● Records from a collection:
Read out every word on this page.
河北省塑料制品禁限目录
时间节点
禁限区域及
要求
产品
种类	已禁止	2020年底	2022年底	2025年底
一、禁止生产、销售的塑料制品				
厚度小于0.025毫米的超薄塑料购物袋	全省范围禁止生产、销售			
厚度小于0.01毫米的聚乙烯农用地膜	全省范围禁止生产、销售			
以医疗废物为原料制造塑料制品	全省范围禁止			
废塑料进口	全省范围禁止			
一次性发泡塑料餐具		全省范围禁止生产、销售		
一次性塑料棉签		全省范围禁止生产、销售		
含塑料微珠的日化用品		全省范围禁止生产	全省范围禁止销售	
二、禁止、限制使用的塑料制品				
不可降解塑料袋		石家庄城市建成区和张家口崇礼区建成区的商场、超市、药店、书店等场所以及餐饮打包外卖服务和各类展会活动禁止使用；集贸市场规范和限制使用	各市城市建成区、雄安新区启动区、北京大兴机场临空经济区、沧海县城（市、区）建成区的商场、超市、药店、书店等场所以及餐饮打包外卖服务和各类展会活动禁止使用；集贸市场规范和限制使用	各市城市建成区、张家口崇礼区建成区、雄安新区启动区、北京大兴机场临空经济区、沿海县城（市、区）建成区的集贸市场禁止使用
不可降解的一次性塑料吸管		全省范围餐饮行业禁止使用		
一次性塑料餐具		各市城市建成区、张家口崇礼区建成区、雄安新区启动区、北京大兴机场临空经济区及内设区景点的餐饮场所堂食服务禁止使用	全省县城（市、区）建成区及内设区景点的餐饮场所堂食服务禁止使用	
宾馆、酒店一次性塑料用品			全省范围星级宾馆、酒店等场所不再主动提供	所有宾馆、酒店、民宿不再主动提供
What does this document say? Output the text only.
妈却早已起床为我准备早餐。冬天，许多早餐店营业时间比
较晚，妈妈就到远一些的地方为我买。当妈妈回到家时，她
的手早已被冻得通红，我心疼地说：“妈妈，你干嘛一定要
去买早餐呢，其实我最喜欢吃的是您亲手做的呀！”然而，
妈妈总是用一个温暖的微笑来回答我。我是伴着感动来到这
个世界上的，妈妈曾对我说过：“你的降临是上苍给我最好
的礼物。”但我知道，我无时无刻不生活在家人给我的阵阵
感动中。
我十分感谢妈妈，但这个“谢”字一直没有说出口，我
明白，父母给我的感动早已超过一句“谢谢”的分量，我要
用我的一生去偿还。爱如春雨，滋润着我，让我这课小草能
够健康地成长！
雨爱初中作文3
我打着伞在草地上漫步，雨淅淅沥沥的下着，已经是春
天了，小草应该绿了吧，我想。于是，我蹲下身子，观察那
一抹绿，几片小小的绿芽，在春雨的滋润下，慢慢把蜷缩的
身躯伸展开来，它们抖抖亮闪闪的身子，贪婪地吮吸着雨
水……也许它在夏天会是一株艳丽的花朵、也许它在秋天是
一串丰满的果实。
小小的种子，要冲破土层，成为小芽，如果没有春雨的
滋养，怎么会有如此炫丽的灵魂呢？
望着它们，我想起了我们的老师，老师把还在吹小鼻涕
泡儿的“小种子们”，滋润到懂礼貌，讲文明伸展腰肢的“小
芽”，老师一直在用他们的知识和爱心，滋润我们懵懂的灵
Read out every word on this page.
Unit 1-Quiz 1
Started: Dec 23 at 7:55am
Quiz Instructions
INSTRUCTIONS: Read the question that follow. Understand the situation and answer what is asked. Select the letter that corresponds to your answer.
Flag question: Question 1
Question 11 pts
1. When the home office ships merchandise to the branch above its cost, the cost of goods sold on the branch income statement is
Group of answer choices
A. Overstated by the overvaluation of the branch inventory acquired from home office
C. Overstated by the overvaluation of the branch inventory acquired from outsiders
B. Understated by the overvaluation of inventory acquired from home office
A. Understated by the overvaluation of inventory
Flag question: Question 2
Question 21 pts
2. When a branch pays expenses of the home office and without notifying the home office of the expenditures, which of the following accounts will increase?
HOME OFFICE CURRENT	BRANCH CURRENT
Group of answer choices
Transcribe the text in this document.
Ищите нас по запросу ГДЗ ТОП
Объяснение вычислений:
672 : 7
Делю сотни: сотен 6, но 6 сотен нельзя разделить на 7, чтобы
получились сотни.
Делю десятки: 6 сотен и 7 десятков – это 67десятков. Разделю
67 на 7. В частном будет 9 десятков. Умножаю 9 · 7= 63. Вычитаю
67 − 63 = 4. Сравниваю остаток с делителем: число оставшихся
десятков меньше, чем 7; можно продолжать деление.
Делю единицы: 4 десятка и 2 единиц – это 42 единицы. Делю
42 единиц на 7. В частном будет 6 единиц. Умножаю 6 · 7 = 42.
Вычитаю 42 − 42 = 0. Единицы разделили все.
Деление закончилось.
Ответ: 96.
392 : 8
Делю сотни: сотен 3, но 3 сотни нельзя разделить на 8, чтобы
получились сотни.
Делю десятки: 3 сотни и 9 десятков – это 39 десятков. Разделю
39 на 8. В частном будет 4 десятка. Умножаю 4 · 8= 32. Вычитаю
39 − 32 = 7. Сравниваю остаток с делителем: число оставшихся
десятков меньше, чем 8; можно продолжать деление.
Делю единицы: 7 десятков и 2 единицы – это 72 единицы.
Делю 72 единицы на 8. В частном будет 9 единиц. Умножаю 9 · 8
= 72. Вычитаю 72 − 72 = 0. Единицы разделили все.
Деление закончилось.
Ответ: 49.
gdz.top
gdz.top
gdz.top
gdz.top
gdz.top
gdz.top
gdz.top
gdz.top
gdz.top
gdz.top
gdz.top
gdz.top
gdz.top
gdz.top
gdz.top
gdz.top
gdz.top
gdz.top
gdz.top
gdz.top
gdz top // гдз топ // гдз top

● EXERCISE:
Write out, word for word, every line from the one containing "Transcribe the text in this document." through the last line of the records above.

● WORKED SOLUTION:
Transcribe the text in this document.
Ищите нас по запросу ГДЗ ТОП
Объяснение вычислений:
672 : 7
Делю сотни: сотен 6, но 6 сотен нельзя разделить на 7, чтобы
получились сотни.
Делю десятки: 6 сотен и 7 десятков – это 67десятков. Разделю
67 на 7. В частном будет 9 десятков. Умножаю 9 · 7= 63. Вычитаю
67 − 63 = 4. Сравниваю остаток с делителем: число оставшихся
десятков меньше, чем 7; можно продолжать деление.
Делю единицы: 4 десятка и 2 единиц – это 42 единицы. Делю
42 единиц на 7. В частном будет 6 единиц. Умножаю 6 · 7 = 42.
Вычитаю 42 − 42 = 0. Единицы разделили все.
Деление закончилось.
Ответ: 96.
392 : 8
Делю сотни: сотен 3, но 3 сотни нельзя разделить на 8, чтобы
получились сотни.
Делю десятки: 3 сотни и 9 десятков – это 39 десятков. Разделю
39 на 8. В частном будет 4 десятка. Умножаю 4 · 8= 32. Вычитаю
39 − 32 = 7. Сравниваю остаток с делителем: число оставшихся
десятков меньше, чем 8; можно продолжать деление.
Делю единицы: 7 десятков и 2 единицы – это 72 единицы.
Делю 72 единицы на 8. В частном будет 9 единиц. Умножаю 9 · 8
= 72. Вычитаю 72 − 72 = 0. Единицы разделили все.
Деление закончилось.
Ответ: 49.
gdz.top
gdz.top
gdz.top
gdz.top
gdz.top
gdz.top
gdz.top
gdz.top
gdz.top
gdz.top
gdz.top
gdz.top
gdz.top
gdz.top
gdz.top
gdz.top
gdz.top
gdz.top
gdz.top
gdz.top
gdz top // гдз топ // гдз top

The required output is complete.